The problem
Below are some records. How many of their lines contain the string "лизинг"? Give the number only.

Stored rows
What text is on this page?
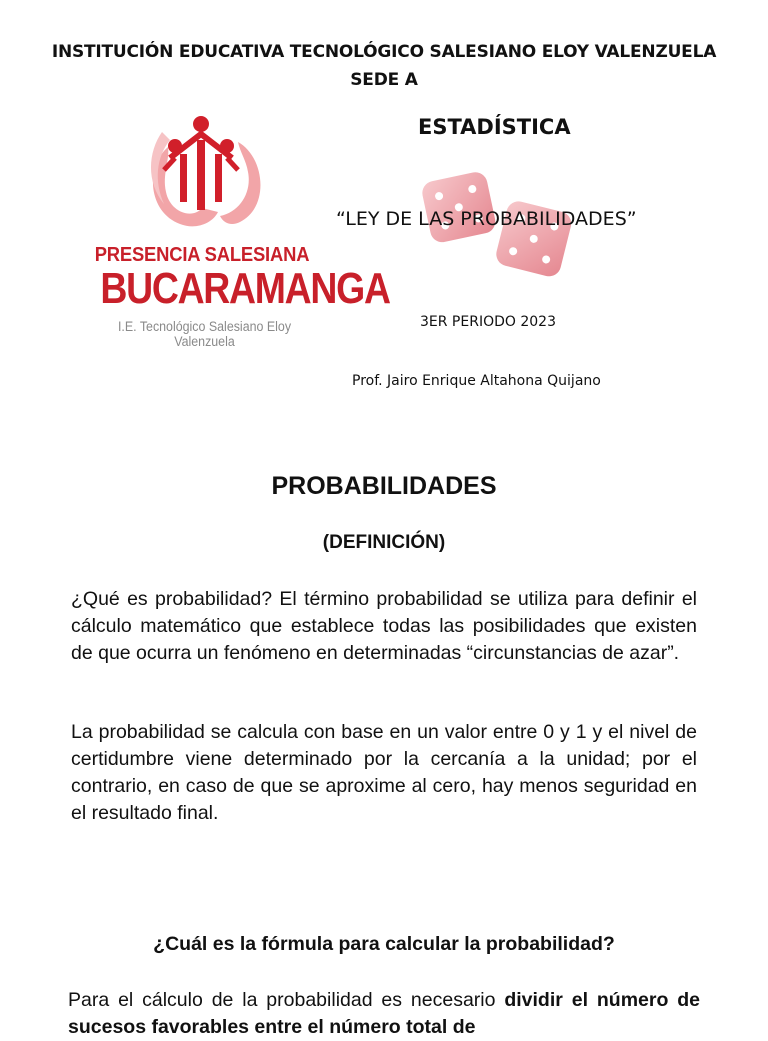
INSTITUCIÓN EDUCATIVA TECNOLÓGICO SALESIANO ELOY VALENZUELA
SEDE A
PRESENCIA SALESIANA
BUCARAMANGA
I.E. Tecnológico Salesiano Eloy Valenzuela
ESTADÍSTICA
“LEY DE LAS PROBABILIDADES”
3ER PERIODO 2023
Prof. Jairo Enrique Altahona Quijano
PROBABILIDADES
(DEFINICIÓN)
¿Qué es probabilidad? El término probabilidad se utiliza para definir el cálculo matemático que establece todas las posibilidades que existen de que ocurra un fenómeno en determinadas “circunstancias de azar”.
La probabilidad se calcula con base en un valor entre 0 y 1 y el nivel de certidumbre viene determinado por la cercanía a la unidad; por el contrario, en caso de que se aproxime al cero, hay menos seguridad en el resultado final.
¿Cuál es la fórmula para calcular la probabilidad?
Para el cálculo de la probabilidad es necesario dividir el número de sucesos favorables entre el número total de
==
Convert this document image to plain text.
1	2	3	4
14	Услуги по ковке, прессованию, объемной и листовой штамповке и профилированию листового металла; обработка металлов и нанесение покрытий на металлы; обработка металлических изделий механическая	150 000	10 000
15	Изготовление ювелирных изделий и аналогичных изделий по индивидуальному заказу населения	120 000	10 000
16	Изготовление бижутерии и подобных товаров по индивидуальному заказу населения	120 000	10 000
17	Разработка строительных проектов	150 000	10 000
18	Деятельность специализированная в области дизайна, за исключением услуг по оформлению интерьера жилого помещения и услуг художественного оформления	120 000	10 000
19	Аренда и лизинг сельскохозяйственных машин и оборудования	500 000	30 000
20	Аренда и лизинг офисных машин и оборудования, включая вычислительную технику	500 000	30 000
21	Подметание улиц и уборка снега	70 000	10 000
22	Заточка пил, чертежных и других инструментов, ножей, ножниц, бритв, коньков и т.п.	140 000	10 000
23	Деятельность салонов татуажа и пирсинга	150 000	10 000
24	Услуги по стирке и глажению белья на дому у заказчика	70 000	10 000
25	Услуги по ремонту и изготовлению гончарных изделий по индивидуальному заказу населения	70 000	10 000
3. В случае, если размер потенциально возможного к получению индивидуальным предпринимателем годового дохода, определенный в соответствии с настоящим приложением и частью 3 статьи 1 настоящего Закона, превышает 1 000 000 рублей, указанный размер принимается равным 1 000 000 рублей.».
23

The response
2